■ What you should do ■
Below are entries. Pull out all lines containing "content".

■ Given data ■

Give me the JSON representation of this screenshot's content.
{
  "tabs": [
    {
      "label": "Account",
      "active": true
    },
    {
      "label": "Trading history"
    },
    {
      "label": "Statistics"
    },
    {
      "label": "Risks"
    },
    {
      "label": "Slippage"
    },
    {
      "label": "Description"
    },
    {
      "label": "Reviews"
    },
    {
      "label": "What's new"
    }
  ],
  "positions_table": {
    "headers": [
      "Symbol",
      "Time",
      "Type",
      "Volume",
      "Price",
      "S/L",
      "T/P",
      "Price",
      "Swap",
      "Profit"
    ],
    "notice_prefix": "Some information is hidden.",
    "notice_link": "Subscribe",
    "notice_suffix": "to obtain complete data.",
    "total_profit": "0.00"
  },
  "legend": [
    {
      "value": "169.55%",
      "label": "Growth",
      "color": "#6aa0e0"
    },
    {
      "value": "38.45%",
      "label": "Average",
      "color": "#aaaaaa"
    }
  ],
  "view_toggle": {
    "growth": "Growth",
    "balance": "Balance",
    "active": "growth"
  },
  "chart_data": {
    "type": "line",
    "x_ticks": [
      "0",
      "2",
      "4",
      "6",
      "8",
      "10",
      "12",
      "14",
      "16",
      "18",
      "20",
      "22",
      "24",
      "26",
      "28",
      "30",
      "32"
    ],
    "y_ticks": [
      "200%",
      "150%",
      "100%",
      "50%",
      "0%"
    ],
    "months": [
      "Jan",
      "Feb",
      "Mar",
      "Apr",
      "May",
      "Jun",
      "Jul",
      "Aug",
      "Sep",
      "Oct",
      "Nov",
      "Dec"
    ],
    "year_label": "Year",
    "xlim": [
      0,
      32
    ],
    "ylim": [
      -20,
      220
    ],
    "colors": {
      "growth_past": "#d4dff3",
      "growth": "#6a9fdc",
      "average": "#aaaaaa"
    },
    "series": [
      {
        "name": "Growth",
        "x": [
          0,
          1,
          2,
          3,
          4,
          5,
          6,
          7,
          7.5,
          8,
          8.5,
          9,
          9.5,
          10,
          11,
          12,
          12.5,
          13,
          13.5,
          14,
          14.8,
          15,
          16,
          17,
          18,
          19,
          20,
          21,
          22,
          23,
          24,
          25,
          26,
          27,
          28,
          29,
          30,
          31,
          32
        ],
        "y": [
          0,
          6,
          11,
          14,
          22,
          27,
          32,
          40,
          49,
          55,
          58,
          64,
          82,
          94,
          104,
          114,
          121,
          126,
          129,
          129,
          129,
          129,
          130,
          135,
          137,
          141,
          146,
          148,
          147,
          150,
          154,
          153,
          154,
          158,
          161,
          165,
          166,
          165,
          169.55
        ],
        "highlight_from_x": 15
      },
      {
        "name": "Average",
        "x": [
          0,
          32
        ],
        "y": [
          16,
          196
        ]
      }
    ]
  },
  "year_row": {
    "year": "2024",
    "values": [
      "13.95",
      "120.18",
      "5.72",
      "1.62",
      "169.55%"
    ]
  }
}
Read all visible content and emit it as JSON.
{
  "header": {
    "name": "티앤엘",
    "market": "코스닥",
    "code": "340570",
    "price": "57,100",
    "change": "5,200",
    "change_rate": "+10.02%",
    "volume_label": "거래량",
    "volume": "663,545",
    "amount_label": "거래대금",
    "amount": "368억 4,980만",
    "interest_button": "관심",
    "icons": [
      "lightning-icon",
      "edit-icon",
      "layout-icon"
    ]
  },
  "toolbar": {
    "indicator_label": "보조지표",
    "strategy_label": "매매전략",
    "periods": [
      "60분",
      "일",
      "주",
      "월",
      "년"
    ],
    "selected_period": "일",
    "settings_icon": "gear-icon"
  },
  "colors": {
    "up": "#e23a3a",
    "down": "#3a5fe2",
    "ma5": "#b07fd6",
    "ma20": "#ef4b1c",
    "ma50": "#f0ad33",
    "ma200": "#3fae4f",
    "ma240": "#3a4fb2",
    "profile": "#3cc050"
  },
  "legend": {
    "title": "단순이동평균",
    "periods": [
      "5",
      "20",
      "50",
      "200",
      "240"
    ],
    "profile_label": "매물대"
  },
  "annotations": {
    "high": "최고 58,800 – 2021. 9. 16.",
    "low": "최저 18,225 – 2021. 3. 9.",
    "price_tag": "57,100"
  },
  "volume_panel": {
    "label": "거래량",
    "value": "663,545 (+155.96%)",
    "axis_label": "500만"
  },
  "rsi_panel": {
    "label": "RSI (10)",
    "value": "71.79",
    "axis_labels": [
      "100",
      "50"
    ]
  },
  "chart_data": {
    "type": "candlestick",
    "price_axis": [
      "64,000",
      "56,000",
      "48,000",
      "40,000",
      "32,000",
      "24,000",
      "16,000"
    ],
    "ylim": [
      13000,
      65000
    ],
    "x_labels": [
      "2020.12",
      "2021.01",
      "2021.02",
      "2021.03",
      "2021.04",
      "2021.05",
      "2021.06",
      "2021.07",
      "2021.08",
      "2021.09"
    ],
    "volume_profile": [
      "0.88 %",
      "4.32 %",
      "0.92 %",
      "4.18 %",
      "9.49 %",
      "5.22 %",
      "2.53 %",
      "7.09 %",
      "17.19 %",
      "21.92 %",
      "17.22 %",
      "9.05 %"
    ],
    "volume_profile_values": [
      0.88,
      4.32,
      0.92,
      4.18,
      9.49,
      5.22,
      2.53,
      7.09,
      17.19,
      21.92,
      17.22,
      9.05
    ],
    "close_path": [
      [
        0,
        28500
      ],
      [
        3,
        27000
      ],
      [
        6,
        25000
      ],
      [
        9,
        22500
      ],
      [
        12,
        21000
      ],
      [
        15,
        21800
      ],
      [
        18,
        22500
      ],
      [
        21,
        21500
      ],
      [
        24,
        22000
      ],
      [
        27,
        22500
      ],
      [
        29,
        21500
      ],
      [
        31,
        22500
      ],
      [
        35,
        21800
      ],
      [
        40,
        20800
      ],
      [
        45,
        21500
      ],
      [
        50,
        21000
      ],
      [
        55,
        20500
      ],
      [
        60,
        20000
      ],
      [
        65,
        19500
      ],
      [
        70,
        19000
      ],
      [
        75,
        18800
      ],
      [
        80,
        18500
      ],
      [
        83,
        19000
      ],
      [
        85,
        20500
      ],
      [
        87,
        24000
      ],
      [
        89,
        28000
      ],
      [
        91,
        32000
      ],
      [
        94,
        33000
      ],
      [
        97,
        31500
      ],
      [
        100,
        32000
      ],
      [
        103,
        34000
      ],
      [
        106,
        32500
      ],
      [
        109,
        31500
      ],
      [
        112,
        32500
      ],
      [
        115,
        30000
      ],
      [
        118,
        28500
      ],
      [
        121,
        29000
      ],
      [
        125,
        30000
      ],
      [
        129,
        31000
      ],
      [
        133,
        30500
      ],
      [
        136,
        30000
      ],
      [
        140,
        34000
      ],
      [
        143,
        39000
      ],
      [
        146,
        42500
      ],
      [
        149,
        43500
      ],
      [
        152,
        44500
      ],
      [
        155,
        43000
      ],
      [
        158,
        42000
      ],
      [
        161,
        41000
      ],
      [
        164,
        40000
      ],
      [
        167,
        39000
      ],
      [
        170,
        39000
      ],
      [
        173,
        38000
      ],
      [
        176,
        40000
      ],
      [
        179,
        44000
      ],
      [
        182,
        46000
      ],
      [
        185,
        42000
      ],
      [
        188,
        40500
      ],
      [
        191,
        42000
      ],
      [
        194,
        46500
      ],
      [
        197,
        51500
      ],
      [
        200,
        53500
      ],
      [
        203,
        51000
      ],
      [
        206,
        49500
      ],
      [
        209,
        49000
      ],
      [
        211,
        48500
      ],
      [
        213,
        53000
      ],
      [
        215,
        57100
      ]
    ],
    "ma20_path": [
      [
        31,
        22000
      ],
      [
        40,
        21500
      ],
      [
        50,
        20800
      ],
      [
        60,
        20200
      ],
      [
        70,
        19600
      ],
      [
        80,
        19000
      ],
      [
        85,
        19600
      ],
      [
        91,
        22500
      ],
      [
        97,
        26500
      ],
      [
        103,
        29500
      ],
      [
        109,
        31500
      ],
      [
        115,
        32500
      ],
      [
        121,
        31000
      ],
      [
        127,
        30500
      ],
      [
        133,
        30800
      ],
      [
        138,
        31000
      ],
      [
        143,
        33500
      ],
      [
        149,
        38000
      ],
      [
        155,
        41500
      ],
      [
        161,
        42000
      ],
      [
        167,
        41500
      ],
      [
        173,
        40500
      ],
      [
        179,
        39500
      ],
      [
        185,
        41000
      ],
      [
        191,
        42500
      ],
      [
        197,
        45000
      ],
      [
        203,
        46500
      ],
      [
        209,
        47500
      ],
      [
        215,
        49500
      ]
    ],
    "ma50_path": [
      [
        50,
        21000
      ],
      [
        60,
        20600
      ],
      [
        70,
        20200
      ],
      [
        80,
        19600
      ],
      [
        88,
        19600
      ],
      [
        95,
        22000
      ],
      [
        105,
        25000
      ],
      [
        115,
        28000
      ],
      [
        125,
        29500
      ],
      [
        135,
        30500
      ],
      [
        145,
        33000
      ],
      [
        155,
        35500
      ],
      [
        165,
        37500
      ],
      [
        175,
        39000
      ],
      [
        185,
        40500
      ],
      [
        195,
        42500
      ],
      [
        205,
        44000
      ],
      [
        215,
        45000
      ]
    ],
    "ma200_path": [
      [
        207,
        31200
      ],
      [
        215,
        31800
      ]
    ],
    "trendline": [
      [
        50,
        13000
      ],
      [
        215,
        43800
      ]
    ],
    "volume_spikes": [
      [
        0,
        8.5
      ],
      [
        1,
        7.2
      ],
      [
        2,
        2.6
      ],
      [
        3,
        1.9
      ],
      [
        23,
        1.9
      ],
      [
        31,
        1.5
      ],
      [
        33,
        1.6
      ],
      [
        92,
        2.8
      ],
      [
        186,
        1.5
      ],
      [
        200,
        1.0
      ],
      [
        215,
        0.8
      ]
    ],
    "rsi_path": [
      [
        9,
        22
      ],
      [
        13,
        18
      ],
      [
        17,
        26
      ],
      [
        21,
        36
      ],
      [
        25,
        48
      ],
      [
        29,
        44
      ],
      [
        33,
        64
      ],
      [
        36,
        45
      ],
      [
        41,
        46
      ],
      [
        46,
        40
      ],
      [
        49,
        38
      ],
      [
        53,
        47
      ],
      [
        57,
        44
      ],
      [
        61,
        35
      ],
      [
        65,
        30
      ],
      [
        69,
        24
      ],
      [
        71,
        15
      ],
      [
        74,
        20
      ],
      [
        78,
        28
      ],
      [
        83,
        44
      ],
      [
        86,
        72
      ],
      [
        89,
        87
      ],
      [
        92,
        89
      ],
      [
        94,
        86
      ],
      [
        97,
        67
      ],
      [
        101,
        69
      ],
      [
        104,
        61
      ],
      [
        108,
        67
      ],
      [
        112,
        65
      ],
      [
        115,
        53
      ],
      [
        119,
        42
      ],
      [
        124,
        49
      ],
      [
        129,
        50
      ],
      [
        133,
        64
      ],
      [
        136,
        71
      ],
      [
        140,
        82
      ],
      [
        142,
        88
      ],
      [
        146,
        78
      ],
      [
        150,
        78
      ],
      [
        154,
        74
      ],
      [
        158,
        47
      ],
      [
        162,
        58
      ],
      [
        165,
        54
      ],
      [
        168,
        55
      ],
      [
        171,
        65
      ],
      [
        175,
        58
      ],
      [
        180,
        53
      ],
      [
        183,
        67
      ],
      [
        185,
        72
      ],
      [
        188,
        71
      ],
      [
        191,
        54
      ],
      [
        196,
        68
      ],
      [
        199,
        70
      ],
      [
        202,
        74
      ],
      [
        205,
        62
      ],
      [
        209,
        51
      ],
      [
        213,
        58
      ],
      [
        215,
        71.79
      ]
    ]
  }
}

■ Reply to the exercise ■
Give me the JSON representation of this screenshot's content.
Read all visible content and emit it as JSON.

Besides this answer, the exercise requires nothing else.